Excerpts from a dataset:
<<<<
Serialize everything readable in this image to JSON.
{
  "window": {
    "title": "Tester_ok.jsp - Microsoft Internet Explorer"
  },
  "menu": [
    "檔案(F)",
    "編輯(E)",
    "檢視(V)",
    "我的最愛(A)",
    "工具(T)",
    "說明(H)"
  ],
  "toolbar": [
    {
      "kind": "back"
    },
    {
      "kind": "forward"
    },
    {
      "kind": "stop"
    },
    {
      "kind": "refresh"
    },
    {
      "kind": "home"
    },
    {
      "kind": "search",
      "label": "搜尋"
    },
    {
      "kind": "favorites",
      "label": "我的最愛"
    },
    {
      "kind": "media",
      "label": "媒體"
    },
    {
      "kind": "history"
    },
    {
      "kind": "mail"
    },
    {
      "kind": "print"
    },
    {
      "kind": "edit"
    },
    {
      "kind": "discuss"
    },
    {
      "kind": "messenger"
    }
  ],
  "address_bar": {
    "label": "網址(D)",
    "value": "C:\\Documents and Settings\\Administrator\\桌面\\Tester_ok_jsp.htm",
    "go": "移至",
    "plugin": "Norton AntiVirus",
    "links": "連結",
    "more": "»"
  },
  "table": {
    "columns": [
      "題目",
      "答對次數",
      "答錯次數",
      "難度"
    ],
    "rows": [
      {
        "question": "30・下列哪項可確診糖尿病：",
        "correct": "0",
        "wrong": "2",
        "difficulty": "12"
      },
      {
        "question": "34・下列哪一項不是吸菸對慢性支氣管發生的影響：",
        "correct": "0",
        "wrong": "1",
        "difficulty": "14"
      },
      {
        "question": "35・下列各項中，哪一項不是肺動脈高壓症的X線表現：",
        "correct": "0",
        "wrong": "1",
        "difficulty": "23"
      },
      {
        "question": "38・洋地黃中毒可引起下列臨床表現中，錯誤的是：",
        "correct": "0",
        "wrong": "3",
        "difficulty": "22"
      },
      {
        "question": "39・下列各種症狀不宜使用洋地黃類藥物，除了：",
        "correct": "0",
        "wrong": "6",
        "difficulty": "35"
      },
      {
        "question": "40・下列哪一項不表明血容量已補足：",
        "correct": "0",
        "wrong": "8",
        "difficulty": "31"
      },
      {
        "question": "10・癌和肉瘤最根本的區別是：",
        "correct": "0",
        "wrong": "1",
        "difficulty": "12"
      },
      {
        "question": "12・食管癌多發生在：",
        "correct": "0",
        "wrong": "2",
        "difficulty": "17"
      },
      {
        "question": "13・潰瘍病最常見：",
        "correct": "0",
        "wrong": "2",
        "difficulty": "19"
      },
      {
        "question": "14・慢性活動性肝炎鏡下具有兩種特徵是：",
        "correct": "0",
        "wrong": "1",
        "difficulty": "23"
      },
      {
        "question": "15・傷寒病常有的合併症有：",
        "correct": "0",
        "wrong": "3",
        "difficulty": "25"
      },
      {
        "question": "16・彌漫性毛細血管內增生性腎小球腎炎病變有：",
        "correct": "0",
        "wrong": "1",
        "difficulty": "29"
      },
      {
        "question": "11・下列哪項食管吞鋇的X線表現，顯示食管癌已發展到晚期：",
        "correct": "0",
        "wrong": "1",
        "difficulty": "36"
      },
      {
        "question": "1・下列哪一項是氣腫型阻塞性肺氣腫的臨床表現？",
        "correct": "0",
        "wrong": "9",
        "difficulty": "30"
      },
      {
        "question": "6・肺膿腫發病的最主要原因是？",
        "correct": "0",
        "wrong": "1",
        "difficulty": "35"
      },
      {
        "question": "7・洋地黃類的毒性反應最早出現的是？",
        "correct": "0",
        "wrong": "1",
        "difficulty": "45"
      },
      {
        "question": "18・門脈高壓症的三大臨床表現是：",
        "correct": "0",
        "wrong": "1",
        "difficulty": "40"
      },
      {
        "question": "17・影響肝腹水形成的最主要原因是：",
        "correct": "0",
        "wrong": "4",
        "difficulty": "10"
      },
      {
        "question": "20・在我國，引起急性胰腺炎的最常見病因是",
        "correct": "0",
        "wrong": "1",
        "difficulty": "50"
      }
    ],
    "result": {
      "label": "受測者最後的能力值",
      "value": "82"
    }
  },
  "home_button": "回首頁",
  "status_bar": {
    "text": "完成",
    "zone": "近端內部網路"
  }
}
>>>>
In the records above, find each line with the string "label" and list it.

§ Solution to this exercise:
      "label": "搜尋"
      "label": "我的最愛"
      "label": "媒體"
    "label": "網址(D)",
      "label": "受測者最後的能力值",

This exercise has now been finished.